▽
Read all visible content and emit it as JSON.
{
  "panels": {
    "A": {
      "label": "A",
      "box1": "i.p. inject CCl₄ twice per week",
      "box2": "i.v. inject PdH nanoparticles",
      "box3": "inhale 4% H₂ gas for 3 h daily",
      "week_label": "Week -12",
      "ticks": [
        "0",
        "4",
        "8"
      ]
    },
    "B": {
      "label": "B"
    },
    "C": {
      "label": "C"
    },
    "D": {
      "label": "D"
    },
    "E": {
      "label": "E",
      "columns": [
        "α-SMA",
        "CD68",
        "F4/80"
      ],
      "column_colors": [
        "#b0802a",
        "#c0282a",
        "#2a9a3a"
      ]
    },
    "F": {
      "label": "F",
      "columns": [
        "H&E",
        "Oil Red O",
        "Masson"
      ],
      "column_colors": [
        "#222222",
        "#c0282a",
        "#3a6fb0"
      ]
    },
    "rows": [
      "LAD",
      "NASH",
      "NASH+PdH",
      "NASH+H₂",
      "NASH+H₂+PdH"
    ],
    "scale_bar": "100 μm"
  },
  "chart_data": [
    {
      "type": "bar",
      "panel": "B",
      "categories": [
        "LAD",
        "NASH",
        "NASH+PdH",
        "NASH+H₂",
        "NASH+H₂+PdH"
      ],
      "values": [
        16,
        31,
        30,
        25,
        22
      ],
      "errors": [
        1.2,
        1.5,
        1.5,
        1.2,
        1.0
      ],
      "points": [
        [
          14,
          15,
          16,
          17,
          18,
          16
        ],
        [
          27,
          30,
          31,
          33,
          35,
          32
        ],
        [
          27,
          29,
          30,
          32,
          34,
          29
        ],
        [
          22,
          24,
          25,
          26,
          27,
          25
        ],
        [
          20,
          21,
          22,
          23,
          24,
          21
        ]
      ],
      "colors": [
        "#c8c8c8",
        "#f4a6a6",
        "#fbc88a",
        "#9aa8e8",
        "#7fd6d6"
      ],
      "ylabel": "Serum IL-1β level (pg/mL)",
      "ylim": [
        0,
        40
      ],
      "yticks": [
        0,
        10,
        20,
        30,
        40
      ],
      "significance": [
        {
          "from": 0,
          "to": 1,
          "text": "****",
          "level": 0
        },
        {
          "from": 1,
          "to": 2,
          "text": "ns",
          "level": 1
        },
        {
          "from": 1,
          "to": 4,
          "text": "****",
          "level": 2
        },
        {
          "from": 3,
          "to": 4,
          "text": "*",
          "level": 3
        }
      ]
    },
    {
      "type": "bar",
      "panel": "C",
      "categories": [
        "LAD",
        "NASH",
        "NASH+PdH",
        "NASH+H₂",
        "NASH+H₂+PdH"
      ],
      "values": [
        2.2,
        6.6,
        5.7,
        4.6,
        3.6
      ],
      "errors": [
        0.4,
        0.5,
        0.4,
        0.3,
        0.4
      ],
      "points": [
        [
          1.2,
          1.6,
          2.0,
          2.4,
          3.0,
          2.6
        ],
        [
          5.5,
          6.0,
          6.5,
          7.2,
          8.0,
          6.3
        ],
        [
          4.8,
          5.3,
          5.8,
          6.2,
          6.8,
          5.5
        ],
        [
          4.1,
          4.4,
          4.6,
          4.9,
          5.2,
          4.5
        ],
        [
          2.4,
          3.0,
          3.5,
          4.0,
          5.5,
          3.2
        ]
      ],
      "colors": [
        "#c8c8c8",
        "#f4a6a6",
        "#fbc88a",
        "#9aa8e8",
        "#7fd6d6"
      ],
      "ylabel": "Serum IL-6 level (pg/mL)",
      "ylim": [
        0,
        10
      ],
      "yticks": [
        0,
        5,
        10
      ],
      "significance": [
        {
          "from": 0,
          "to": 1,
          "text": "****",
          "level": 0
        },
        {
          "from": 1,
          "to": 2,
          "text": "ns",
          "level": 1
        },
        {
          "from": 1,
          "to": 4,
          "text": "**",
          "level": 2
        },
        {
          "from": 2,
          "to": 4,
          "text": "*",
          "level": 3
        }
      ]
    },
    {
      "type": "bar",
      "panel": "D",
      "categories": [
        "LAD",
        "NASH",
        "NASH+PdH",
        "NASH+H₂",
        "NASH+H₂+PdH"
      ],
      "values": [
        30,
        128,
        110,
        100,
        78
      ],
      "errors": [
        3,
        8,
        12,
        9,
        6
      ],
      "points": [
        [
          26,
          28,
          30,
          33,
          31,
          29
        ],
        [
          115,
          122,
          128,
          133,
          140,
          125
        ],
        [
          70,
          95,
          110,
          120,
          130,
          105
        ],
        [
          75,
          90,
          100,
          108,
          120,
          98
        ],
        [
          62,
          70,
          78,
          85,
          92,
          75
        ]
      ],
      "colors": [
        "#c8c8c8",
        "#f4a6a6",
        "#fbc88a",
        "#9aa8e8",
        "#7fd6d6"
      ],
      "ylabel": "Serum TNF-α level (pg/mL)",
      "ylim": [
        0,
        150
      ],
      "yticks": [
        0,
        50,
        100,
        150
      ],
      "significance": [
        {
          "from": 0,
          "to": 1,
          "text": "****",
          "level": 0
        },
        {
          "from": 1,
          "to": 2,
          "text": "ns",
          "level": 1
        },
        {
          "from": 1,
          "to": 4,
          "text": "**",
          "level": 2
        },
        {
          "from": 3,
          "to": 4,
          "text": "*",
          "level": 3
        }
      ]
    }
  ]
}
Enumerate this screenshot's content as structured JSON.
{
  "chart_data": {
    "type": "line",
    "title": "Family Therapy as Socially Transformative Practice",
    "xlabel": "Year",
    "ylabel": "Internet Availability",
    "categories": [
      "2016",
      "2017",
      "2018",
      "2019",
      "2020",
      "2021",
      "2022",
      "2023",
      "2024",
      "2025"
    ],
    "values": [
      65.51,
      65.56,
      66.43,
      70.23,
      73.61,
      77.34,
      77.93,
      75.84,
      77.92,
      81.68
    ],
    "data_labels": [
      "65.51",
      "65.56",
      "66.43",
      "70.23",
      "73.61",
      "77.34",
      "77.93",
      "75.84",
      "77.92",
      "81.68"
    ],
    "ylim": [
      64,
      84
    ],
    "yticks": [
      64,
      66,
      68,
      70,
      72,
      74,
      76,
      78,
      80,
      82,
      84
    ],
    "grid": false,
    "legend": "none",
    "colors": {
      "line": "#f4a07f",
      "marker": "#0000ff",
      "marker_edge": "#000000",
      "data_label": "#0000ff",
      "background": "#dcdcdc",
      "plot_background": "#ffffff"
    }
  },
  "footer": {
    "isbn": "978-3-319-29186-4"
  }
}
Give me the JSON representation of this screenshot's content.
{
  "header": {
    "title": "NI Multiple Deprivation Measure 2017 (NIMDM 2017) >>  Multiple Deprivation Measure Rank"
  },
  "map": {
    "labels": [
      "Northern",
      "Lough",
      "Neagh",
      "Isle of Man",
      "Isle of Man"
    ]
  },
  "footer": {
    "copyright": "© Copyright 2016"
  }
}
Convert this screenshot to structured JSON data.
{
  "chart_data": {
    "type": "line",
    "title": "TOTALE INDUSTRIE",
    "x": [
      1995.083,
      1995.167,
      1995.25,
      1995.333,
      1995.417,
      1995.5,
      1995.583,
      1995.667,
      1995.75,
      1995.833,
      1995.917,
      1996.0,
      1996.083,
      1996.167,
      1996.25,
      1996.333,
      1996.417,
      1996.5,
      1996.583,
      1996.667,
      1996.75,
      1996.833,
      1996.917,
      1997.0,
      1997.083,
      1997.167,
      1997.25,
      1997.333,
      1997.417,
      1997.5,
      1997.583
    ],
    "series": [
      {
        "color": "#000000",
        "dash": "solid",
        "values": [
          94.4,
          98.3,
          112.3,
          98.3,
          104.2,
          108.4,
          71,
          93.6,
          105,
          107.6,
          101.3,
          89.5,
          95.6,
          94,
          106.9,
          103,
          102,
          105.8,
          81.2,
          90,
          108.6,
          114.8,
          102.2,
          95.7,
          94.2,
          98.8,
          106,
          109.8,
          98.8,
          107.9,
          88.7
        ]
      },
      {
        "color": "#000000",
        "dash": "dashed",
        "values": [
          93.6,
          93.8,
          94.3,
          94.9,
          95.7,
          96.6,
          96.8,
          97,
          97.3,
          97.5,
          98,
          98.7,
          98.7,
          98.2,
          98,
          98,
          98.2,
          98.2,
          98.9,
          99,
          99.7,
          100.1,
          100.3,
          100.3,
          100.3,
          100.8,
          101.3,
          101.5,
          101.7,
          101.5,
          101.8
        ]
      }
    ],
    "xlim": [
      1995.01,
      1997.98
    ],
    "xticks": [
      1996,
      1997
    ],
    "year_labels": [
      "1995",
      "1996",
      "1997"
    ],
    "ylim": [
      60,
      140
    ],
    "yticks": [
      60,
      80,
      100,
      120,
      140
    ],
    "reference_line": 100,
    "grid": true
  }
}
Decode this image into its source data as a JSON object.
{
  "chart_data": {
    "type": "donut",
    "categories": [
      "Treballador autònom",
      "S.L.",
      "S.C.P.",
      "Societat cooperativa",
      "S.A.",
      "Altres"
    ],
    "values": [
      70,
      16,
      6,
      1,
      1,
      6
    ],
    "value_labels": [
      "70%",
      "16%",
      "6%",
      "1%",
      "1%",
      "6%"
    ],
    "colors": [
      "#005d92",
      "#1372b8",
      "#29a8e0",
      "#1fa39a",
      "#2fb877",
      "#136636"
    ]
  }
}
△
Read through the entries and copy each line in which "screenshot" appears.

:: RESPONSE TO THE EXERCISE ::
Enumerate this screenshot's content as structured JSON.
Give me the JSON representation of this screenshot's content.
Convert this screenshot to structured JSON data.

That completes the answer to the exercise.